-- Begin Supplied data --

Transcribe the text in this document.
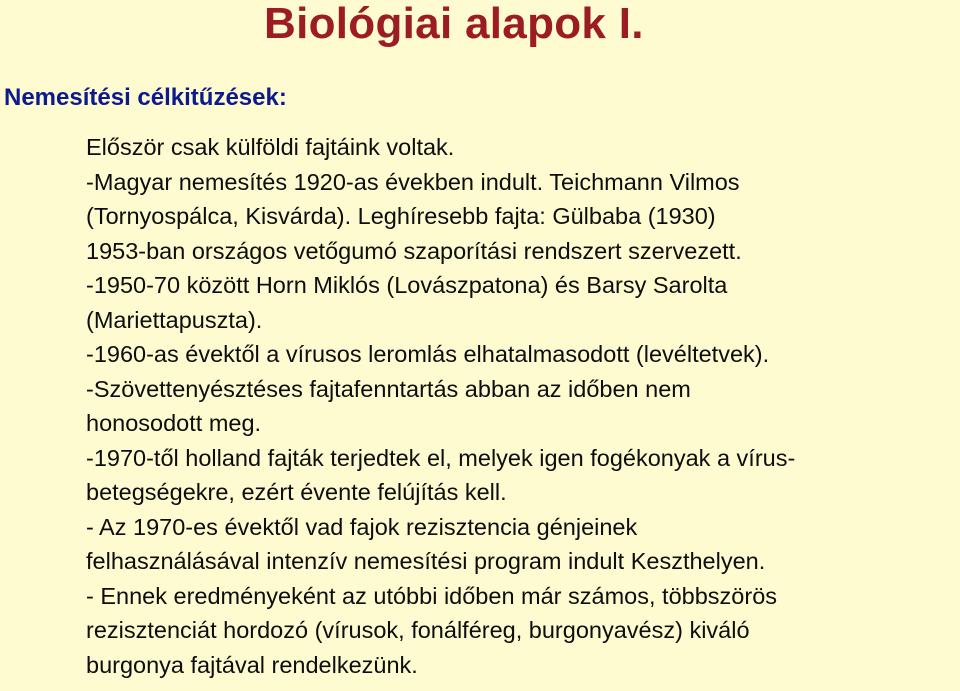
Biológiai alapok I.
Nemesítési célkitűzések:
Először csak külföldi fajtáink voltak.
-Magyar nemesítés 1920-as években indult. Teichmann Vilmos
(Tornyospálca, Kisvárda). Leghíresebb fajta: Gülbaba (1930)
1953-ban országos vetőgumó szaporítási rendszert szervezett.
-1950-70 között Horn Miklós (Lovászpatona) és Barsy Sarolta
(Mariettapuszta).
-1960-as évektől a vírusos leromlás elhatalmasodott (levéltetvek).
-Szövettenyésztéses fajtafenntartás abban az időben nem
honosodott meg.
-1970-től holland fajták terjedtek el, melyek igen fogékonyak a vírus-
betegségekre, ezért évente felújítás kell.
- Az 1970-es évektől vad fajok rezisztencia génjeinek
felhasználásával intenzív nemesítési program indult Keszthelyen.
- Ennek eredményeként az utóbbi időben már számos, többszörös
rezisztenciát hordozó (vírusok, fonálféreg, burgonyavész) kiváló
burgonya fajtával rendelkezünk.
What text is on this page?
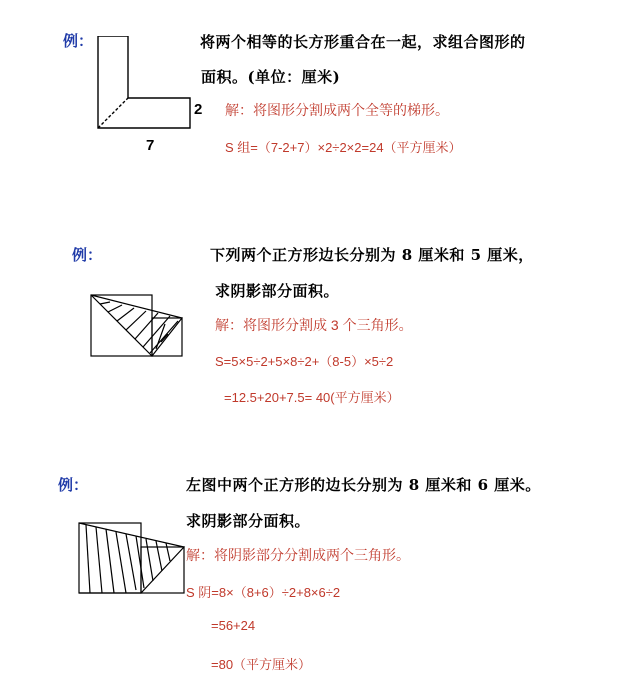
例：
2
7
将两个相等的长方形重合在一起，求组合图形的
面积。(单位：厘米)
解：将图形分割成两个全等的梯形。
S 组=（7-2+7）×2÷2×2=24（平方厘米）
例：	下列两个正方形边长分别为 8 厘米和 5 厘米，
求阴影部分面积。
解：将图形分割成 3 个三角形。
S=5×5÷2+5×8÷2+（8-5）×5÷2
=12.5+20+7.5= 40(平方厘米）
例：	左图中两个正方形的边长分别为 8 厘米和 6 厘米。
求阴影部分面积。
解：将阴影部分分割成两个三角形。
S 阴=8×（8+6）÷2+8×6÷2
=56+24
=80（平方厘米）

-- End Supplied data --

### Requirements
Restate the entire listing word for word, excluding pictures.

### Written response
Transcribe the text in this document.
Biológiai alapok I.
Nemesítési célkitűzések:
Először csak külföldi fajtáink voltak.
-Magyar nemesítés 1920-as években indult. Teichmann Vilmos
(Tornyospálca, Kisvárda). Leghíresebb fajta: Gülbaba (1930)
1953-ban országos vetőgumó szaporítási rendszert szervezett.
-1950-70 között Horn Miklós (Lovászpatona) és Barsy Sarolta
(Mariettapuszta).
-1960-as évektől a vírusos leromlás elhatalmasodott (levéltetvek).
-Szövettenyésztéses fajtafenntartás abban az időben nem
honosodott meg.
-1970-től holland fajták terjedtek el, melyek igen fogékonyak a vírus-
betegségekre, ezért évente felújítás kell.
- Az 1970-es évektől vad fajok rezisztencia génjeinek
felhasználásával intenzív nemesítési program indult Keszthelyen.
- Ennek eredményeként az utóbbi időben már számos, többszörös
rezisztenciát hordozó (vírusok, fonálféreg, burgonyavész) kiváló
burgonya fajtával rendelkezünk.
What text is on this page?
例：
2
7
将两个相等的长方形重合在一起，求组合图形的
面积。(单位：厘米)
解：将图形分割成两个全等的梯形。
S 组=（7-2+7）×2÷2×2=24（平方厘米）
例：	下列两个正方形边长分别为 8 厘米和 5 厘米，
求阴影部分面积。
解：将图形分割成 3 个三角形。
S=5×5÷2+5×8÷2+（8-5）×5÷2
=12.5+20+7.5= 40(平方厘米）
例：	左图中两个正方形的边长分别为 8 厘米和 6 厘米。
求阴影部分面积。
解：将阴影部分分割成两个三角形。
S 阴=8×（8+6）÷2+8×6÷2
=56+24
=80（平方厘米）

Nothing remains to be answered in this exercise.